* THE REQUEST *
Search the data for the string "flag" and extract every line where it appears.

* DATA SUPPLIED *
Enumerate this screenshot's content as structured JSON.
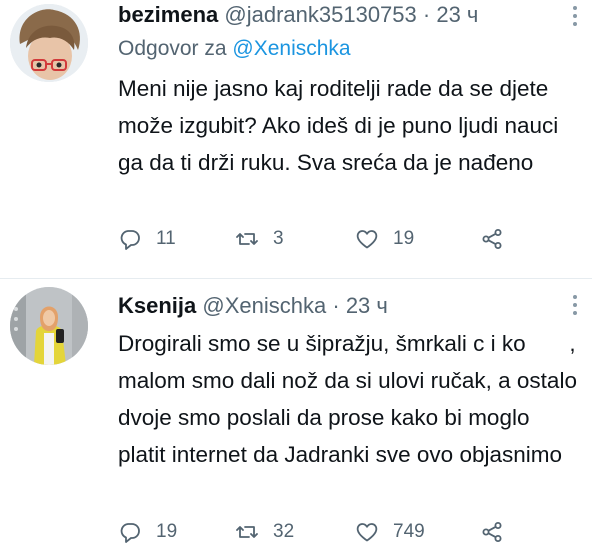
{
  "colors": {
    "link": "#1b95e0",
    "text": "#0f1419",
    "secondary": "#536471",
    "divider": "#e6ecf0"
  },
  "tweets": [
    {
      "name": "bezimena",
      "handle": "@jadrank35130753",
      "separator": "·",
      "time": "23 ч",
      "replying_prefix": "Odgovor za",
      "replying_to": "@Xenischka",
      "text": "Meni nije jasno kaj roditelji rade da se djete može izgubit? Ako ideš di je puno ljudi nauci ga da ti drži ruku. Sva sreća da je nađeno",
      "replies": "11",
      "retweets": "3",
      "likes": "19",
      "icons": [
        "reply-icon",
        "retweet-icon",
        "heart-icon",
        "share-icon",
        "more-icon"
      ]
    },
    {
      "name": "Ksenija",
      "handle": "@Xenischka",
      "separator": "·",
      "time": "23 ч",
      "text": "Drogirali smo se u šipražju, šmrkali c i ko       , malom smo dali nož da si ulovi ručak, a ostalo dvoje smo poslali da prose kako bi moglo platit internet da Jadranki sve ovo objasnimo",
      "replies": "19",
      "retweets": "32",
      "likes": "749",
      "icons": [
        "reply-icon",
        "retweet-icon",
        "heart-icon",
        "share-icon",
        "more-icon"
      ]
    }
  ]
}
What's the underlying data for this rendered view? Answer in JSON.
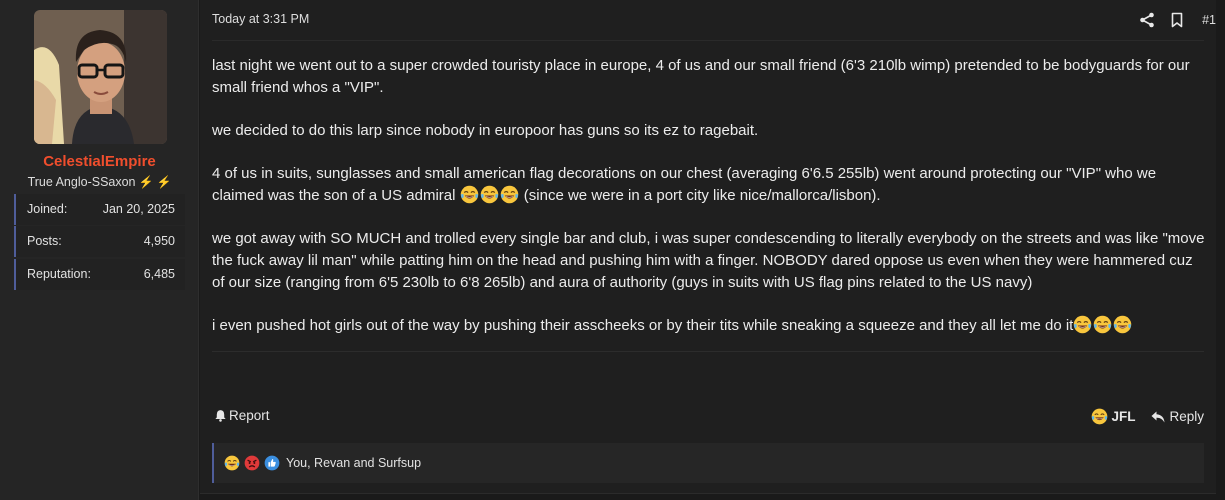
{
  "user": {
    "name": "CelestialEmpire",
    "title": "True Anglo-SSaxon",
    "title_icons": [
      "bolt-icon",
      "bolt-icon"
    ],
    "stats": [
      {
        "label": "Joined:",
        "value": "Jan 20, 2025"
      },
      {
        "label": "Posts:",
        "value": "4,950"
      },
      {
        "label": "Reputation:",
        "value": "6,485"
      }
    ]
  },
  "post": {
    "date": "Today at 3:31 PM",
    "number": "#1",
    "tools": [
      "share-icon",
      "bookmark-icon"
    ],
    "paragraphs": [
      {
        "text": "last night we went out to a super crowded touristy place in europe, 4 of us and our small friend (6'3 210lb wimp) pretended to be bodyguards for our small friend whos a \"VIP\"."
      },
      {
        "text": "we decided to do this larp since nobody in europoor has guns so its ez to ragebait."
      },
      {
        "text_a": "4 of us in suits, sunglasses and small american flag decorations on our chest (averaging 6'6.5 255lb) went around protecting our \"VIP\" who we claimed was the son of a US admiral ",
        "text_b": " (since we were in a port city like nice/mallorca/lisbon)."
      },
      {
        "text": "we got away with SO MUCH and trolled every single bar and club, i was super condescending to literally everybody on the streets and was like \"move the fuck away lil man\" while patting him on the head and pushing him with a finger. NOBODY dared oppose us even when they were hammered cuz of our size (ranging from 6'5 230lb to 6'8 265lb) and aura of authority (guys in suits with US flag pins related to the US navy)"
      },
      {
        "text": "i even pushed hot girls out of the way by pushing their asscheeks or by their tits while sneaking a squeeze and they all let me do it"
      }
    ],
    "emoji": "tears-of-joy-emoji"
  },
  "actions": {
    "report": "Report",
    "jfl": "JFL",
    "reply": "Reply"
  },
  "reactions": {
    "icons": [
      "tears-of-joy-emoji",
      "angry-emoji",
      "like-icon"
    ],
    "text": "You, Revan and Surfsup"
  },
  "colors": {
    "username": "#f04e2d",
    "accent_border": "#4f5d9a",
    "background": "#1a1a1a"
  }
}
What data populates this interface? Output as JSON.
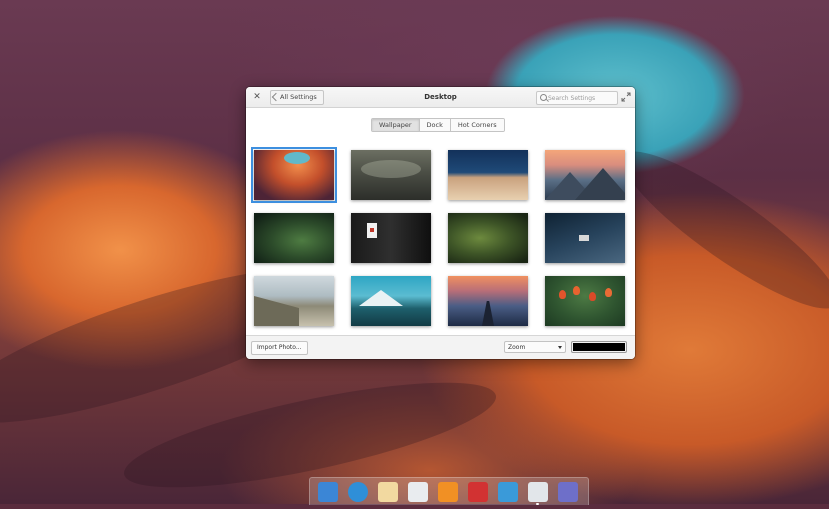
{
  "window": {
    "title": "Desktop",
    "back_label": "All Settings",
    "search_placeholder": "Search Settings"
  },
  "tabs": [
    {
      "label": "Wallpaper",
      "active": true
    },
    {
      "label": "Dock",
      "active": false
    },
    {
      "label": "Hot Corners",
      "active": false
    }
  ],
  "wallpapers": [
    {
      "name": "canyon",
      "selected": true
    },
    {
      "name": "misty-mountain",
      "selected": false
    },
    {
      "name": "ocean-dock",
      "selected": false
    },
    {
      "name": "mountain-sunset",
      "selected": false
    },
    {
      "name": "fern-leaf",
      "selected": false
    },
    {
      "name": "sign-on-door",
      "selected": false
    },
    {
      "name": "green-leaves",
      "selected": false
    },
    {
      "name": "boat-at-night",
      "selected": false
    },
    {
      "name": "beach-cliff",
      "selected": false
    },
    {
      "name": "snowy-mountain-lake",
      "selected": false
    },
    {
      "name": "pier-sunset",
      "selected": false
    },
    {
      "name": "red-tulips",
      "selected": false
    }
  ],
  "footer": {
    "import_label": "Import Photo...",
    "zoom_value": "Zoom",
    "background_color": "#000000"
  },
  "dock": [
    {
      "name": "multitasking-view-icon",
      "color": "#3b86d6"
    },
    {
      "name": "web-browser-icon",
      "color": "#2f8fd8"
    },
    {
      "name": "mail-icon",
      "color": "#f2d9a0"
    },
    {
      "name": "calendar-icon",
      "color": "#e9ecef"
    },
    {
      "name": "music-icon",
      "color": "#f19024"
    },
    {
      "name": "videos-icon",
      "color": "#d23232"
    },
    {
      "name": "photos-icon",
      "color": "#3a9ad9"
    },
    {
      "name": "switchboard-icon",
      "color": "#e2e6ea"
    },
    {
      "name": "appcenter-icon",
      "color": "#6e6fc9"
    }
  ]
}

* RESULT OF THE EXERCISE *
        "text_a": "4 of us in suits, sunglasses and small american flag decorations on our chest (averaging 6'6.5 255lb) went around protecting our \"VIP\" who we claimed was the son of a US admiral ",
        "text": "we got away with SO MUCH and trolled every single bar and club, i was super condescending to literally everybody on the streets and was like \"move the fuck away lil man\" while patting him on the head and pushing him with a finger. NOBODY dared oppose us even when they were hammered cuz of our size (ranging from 6'5 230lb to 6'8 265lb) and aura of authority (guys in suits with US flag pins related to the US navy)"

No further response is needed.